---------- Data to use ----------

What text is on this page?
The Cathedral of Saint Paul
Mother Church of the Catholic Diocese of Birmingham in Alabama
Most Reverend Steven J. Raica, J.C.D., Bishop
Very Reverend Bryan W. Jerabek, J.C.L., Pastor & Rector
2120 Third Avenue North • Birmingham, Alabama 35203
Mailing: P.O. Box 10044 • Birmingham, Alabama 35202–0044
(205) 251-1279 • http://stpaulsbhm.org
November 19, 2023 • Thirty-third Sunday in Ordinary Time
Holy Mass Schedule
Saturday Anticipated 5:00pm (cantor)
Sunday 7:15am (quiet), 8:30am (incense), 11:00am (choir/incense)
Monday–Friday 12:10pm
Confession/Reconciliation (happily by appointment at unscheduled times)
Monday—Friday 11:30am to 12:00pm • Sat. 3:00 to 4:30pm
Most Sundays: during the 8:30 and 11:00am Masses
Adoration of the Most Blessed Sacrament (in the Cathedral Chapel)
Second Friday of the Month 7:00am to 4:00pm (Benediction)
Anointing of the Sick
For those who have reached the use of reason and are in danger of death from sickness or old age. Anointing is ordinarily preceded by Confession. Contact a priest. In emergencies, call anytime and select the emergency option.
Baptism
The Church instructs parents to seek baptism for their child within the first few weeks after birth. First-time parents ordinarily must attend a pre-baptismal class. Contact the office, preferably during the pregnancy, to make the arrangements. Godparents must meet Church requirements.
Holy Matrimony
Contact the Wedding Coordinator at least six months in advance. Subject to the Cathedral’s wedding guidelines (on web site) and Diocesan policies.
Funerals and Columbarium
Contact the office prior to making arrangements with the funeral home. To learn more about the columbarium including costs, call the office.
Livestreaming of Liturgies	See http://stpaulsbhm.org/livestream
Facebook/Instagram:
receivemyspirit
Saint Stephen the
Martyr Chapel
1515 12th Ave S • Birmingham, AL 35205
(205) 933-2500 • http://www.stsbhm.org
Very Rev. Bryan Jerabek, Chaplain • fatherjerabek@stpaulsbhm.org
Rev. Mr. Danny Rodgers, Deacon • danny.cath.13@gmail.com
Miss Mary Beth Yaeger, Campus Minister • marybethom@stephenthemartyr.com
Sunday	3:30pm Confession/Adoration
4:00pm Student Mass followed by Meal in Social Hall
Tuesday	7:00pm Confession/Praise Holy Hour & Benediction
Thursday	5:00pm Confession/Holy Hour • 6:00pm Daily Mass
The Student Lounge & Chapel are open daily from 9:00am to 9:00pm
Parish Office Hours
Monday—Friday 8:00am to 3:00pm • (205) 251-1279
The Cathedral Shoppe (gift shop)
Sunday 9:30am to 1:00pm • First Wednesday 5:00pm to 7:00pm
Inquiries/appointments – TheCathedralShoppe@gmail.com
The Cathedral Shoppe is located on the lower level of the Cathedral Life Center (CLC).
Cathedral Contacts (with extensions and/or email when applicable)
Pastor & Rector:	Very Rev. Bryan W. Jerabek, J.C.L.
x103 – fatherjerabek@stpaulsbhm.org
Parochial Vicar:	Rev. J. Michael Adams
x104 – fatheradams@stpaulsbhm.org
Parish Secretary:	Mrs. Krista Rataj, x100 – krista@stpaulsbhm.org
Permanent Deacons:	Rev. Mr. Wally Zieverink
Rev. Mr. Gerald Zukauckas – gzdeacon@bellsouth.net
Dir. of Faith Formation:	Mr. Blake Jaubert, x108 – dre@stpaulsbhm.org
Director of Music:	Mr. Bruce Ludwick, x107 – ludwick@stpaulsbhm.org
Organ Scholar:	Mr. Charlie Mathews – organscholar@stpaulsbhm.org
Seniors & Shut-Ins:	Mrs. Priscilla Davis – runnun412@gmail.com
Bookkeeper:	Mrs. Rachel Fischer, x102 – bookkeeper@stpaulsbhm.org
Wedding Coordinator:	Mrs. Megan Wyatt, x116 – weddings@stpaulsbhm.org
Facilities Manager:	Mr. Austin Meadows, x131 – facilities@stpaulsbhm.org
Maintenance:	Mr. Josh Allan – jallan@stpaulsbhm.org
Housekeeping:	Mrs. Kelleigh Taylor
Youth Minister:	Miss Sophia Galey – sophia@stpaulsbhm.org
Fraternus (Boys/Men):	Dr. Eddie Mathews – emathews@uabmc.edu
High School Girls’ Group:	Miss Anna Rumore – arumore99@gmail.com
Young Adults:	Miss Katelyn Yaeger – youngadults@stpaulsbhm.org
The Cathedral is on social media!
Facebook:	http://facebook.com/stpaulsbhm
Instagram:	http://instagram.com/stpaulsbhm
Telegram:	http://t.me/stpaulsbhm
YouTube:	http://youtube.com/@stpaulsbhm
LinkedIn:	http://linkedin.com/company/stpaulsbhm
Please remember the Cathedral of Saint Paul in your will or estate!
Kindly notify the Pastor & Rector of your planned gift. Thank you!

----------

What the exercise asks: Each line of the data that includes the word "Holy" counts once; report the total and nothing more.

Expected output: 4